**Material shown:**

::::::::::

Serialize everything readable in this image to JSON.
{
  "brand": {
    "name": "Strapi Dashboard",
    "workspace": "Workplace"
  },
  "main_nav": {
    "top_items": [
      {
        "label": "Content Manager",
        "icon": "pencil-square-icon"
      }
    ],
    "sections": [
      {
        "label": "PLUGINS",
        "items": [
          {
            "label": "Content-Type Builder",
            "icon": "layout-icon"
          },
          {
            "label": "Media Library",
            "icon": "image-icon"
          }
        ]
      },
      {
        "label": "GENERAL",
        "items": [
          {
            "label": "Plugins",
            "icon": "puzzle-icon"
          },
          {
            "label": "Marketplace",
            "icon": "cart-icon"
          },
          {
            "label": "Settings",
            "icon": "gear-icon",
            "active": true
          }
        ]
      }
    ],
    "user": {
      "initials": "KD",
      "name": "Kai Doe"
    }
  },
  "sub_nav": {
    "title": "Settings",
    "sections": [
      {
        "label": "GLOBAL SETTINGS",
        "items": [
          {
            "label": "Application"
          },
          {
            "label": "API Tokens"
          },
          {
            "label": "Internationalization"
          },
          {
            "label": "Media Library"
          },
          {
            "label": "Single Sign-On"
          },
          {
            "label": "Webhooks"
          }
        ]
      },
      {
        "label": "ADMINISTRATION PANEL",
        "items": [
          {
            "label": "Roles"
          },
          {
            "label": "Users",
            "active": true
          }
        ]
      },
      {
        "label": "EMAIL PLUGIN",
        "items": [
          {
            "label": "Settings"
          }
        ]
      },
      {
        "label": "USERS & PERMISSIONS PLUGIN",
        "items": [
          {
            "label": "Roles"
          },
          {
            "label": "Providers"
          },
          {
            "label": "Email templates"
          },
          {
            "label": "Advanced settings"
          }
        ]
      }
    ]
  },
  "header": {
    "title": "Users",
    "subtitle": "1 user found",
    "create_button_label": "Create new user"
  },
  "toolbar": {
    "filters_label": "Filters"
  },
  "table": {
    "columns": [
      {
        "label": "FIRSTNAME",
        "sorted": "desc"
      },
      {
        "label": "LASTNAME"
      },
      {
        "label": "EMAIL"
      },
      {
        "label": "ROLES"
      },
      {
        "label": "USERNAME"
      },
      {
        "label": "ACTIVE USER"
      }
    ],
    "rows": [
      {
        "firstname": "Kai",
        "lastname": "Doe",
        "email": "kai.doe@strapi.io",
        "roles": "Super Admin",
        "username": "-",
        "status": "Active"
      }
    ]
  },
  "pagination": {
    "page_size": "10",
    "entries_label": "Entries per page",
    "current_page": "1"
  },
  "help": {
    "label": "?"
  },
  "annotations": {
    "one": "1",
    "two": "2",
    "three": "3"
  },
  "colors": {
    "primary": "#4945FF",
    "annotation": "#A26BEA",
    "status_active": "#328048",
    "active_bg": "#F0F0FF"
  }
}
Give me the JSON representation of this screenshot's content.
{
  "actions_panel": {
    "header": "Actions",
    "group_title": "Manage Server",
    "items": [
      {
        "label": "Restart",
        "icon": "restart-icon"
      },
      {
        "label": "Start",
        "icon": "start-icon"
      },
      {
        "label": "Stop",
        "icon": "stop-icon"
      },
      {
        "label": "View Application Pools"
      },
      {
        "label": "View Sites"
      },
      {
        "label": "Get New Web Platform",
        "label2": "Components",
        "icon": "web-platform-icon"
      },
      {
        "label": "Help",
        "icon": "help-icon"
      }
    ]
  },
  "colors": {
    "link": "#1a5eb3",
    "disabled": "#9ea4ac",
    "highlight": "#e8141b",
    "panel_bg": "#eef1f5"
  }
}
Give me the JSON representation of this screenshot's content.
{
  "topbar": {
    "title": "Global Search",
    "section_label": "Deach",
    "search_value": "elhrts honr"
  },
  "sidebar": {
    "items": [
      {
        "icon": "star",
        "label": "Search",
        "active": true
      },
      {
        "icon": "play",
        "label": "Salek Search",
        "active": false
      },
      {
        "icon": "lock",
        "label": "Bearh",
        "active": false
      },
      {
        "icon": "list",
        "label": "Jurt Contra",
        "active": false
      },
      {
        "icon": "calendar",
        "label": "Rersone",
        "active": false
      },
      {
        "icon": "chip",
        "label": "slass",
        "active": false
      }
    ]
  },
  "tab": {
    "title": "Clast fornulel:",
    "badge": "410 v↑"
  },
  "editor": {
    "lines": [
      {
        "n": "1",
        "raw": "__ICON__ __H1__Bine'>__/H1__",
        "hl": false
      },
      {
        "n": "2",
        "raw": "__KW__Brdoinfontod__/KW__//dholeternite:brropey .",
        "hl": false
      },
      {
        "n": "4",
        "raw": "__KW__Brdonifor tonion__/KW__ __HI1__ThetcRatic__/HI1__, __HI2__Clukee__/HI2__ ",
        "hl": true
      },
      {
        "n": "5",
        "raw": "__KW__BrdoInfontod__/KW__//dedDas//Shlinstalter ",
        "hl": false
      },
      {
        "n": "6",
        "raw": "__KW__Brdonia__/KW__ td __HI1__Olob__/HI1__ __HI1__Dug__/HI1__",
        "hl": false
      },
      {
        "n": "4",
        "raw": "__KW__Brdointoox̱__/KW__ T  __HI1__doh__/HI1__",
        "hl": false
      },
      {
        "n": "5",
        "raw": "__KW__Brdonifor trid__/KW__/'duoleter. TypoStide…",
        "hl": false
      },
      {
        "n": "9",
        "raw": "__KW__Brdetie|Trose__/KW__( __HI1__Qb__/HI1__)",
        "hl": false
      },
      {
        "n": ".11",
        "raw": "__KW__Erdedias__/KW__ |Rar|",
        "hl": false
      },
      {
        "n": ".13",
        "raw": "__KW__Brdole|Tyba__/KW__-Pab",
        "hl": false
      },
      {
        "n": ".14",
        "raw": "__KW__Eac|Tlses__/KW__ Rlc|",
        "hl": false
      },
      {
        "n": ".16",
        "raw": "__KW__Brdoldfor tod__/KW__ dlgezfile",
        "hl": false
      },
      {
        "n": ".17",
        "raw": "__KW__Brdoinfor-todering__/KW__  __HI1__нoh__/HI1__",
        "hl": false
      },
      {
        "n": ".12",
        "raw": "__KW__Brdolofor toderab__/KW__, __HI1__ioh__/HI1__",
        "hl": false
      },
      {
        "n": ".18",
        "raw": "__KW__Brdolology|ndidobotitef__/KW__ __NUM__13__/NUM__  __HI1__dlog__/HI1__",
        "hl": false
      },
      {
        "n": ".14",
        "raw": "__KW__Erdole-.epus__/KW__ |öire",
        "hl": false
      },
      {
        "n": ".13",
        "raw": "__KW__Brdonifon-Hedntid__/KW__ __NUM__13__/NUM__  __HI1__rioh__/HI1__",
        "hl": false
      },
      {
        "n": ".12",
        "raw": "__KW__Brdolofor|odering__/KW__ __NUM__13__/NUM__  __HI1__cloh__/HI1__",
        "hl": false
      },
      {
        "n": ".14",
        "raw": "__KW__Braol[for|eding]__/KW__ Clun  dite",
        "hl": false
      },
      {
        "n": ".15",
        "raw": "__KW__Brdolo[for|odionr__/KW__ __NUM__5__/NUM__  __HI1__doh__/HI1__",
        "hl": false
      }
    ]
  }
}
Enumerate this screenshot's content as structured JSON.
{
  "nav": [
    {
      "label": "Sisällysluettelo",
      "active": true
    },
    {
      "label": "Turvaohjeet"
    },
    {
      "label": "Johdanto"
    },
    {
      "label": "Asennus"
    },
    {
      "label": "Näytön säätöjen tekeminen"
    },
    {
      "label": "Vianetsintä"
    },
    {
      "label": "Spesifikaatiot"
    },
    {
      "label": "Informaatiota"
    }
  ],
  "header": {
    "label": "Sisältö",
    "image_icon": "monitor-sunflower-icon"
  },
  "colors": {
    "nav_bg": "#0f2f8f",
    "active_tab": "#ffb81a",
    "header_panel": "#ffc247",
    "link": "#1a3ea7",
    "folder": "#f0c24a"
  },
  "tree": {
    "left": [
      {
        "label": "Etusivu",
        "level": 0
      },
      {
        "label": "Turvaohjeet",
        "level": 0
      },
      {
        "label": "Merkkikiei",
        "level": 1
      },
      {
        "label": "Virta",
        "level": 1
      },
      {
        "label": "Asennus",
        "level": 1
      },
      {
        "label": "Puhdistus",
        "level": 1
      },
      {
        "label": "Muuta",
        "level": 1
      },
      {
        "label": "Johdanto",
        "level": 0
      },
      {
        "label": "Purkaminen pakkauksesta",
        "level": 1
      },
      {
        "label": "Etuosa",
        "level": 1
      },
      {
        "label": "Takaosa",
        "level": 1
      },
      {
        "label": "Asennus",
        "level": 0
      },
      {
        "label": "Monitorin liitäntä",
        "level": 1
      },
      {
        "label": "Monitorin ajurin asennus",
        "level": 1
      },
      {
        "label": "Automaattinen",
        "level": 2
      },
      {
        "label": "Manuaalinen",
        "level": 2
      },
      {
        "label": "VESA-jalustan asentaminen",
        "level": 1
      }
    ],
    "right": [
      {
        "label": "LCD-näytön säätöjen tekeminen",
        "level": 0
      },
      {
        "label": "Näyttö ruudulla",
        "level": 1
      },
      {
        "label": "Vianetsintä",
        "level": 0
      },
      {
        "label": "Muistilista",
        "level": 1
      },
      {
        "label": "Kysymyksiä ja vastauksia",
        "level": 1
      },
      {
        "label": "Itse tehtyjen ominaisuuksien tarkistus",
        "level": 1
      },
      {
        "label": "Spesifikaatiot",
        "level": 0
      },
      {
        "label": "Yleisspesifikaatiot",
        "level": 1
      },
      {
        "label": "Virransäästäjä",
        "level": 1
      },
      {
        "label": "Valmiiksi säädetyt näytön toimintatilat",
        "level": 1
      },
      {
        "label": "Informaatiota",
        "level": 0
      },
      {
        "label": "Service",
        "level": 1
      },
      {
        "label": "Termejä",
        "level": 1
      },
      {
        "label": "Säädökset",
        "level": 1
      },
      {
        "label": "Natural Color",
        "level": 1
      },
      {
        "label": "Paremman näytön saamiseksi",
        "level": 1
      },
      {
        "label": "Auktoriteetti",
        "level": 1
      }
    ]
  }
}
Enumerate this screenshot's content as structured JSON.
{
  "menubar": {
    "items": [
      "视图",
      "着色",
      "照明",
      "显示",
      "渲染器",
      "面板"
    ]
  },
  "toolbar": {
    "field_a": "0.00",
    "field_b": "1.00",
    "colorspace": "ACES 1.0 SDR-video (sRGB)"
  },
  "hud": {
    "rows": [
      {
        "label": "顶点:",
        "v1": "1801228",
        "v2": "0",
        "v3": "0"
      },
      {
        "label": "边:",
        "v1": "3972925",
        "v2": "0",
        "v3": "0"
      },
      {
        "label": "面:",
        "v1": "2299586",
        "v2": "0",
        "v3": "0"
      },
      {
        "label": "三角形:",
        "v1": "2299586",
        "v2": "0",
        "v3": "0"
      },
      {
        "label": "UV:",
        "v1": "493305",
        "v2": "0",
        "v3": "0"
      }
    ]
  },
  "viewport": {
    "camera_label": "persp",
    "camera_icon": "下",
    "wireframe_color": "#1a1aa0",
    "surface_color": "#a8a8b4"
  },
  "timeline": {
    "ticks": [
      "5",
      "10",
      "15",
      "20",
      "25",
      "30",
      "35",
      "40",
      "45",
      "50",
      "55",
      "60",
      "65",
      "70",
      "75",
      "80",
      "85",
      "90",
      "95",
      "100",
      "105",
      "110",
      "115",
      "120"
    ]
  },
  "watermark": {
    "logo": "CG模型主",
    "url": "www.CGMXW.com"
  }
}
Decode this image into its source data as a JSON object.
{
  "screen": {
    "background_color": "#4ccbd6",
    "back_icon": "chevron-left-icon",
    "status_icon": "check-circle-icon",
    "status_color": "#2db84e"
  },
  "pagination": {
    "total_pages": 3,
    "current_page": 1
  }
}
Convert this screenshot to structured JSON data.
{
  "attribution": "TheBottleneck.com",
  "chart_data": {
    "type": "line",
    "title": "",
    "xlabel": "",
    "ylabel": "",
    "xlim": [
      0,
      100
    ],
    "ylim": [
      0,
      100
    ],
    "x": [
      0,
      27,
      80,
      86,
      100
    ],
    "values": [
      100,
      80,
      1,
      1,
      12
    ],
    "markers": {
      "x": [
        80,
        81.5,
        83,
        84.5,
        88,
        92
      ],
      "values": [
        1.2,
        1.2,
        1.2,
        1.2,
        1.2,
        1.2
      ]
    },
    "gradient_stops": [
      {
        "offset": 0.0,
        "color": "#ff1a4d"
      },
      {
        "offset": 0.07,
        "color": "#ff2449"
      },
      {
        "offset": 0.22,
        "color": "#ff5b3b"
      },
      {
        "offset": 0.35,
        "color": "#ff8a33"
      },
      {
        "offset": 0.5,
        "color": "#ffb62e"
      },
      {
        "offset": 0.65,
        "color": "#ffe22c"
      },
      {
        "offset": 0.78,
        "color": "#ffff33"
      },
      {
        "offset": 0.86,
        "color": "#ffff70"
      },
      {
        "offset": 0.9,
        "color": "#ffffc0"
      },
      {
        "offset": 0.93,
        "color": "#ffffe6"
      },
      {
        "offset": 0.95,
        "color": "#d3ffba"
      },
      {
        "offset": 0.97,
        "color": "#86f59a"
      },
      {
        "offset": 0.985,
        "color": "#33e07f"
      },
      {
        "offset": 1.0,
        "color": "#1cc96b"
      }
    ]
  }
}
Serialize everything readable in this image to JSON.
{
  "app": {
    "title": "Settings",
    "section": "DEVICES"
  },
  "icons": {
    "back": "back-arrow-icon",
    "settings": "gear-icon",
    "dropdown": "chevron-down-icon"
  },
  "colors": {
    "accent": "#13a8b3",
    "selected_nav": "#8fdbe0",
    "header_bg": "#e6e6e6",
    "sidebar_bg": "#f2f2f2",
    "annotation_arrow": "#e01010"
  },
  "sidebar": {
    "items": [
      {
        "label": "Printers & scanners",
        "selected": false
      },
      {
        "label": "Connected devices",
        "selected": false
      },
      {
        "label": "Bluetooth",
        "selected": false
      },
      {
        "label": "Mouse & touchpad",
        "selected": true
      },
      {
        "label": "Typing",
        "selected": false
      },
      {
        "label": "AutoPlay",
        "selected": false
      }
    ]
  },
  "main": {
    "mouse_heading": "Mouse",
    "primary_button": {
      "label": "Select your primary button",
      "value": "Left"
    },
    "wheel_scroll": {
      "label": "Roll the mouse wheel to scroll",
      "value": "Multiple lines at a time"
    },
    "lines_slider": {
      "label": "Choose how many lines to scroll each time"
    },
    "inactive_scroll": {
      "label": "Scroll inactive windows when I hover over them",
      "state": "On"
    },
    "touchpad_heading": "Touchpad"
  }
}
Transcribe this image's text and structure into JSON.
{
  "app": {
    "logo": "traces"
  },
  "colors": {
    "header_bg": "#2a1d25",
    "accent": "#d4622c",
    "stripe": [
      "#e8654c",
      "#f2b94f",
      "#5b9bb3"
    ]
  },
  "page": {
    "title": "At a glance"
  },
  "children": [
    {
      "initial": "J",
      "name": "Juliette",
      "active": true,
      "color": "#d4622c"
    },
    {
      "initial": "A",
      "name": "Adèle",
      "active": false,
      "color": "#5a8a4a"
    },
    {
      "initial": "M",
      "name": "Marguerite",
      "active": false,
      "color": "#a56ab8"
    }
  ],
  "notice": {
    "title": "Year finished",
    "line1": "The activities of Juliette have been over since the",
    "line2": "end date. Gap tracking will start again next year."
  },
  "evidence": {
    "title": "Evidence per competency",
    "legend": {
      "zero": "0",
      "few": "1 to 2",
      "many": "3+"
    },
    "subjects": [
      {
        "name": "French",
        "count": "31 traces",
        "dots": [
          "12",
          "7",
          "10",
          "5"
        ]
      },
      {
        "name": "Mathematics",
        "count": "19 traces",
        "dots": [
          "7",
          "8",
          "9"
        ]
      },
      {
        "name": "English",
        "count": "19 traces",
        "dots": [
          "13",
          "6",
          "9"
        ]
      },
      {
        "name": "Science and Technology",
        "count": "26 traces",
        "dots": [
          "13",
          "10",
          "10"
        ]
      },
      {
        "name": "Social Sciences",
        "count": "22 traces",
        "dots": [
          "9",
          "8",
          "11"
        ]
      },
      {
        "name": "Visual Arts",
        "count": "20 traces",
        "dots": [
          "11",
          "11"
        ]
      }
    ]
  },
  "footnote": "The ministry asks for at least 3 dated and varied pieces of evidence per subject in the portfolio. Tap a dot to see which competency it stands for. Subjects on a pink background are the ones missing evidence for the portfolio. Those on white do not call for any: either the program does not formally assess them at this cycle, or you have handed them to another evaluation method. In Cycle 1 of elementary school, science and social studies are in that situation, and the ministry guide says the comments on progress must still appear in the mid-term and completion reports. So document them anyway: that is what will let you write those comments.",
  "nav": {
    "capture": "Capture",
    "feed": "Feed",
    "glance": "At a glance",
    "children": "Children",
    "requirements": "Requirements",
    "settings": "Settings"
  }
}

::::::::::

**What needs to be done:**
Find every line in the records that has the string "Turvaohjeet", then state how many there are and nothing else.

**Reply:**
2